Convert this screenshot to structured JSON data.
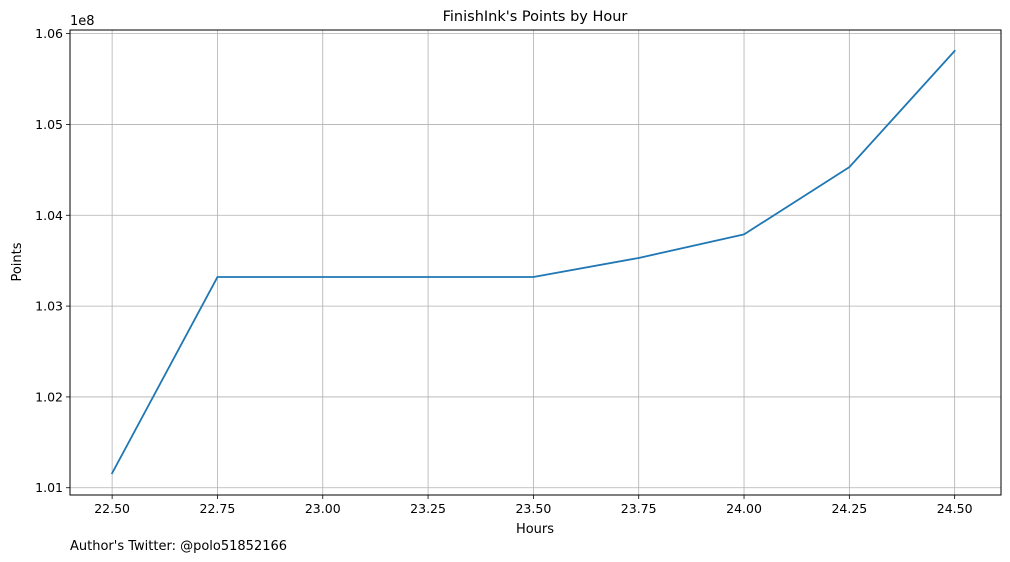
{
  "footer": {
    "credit": "Author's Twitter: @polo51852166"
  },
  "chart_data": {
    "type": "line",
    "title": "FinishInk's Points by Hour",
    "xlabel": "Hours",
    "ylabel": "Points",
    "y_offset_label": "1e8",
    "xlim": [
      22.4,
      24.61
    ],
    "ylim": [
      100920000,
      106040000
    ],
    "grid": true,
    "x_ticks": [
      22.5,
      22.75,
      23.0,
      23.25,
      23.5,
      23.75,
      24.0,
      24.25,
      24.5
    ],
    "x_tick_labels": [
      "22.50",
      "22.75",
      "23.00",
      "23.25",
      "23.50",
      "23.75",
      "24.00",
      "24.25",
      "24.50"
    ],
    "y_ticks": [
      101000000,
      102000000,
      103000000,
      104000000,
      105000000,
      106000000
    ],
    "y_tick_labels": [
      "1.01",
      "1.02",
      "1.03",
      "1.04",
      "1.05",
      "1.06"
    ],
    "series": [
      {
        "color": "#1f77b4",
        "x": [
          22.5,
          22.75,
          23.0,
          23.25,
          23.5,
          23.75,
          24.0,
          24.25,
          24.5
        ],
        "y": [
          101160000,
          103320000,
          103320000,
          103320000,
          103320000,
          103530000,
          103790000,
          104530000,
          105810000
        ]
      }
    ]
  }
}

======

▶ **WHAT YOU WILL DO**: Your copy should hold every record word for word and none of the pictures.

▶ **EXERCISE RESULT**:
Convert this screenshot to structured JSON data.
{
  "footer": {
    "credit": "Author's Twitter: @polo51852166"
  },
  "chart_data": {
    "type": "line",
    "title": "FinishInk's Points by Hour",
    "xlabel": "Hours",
    "ylabel": "Points",
    "y_offset_label": "1e8",
    "xlim": [
      22.4,
      24.61
    ],
    "ylim": [
      100920000,
      106040000
    ],
    "grid": true,
    "x_ticks": [
      22.5,
      22.75,
      23.0,
      23.25,
      23.5,
      23.75,
      24.0,
      24.25,
      24.5
    ],
    "x_tick_labels": [
      "22.50",
      "22.75",
      "23.00",
      "23.25",
      "23.50",
      "23.75",
      "24.00",
      "24.25",
      "24.50"
    ],
    "y_ticks": [
      101000000,
      102000000,
      103000000,
      104000000,
      105000000,
      106000000
    ],
    "y_tick_labels": [
      "1.01",
      "1.02",
      "1.03",
      "1.04",
      "1.05",
      "1.06"
    ],
    "series": [
      {
        "color": "#1f77b4",
        "x": [
          22.5,
          22.75,
          23.0,
          23.25,
          23.5,
          23.75,
          24.0,
          24.25,
          24.5
        ],
        "y": [
          101160000,
          103320000,
          103320000,
          103320000,
          103320000,
          103530000,
          103790000,
          104530000,
          105810000
        ]
      }
    ]
  }
}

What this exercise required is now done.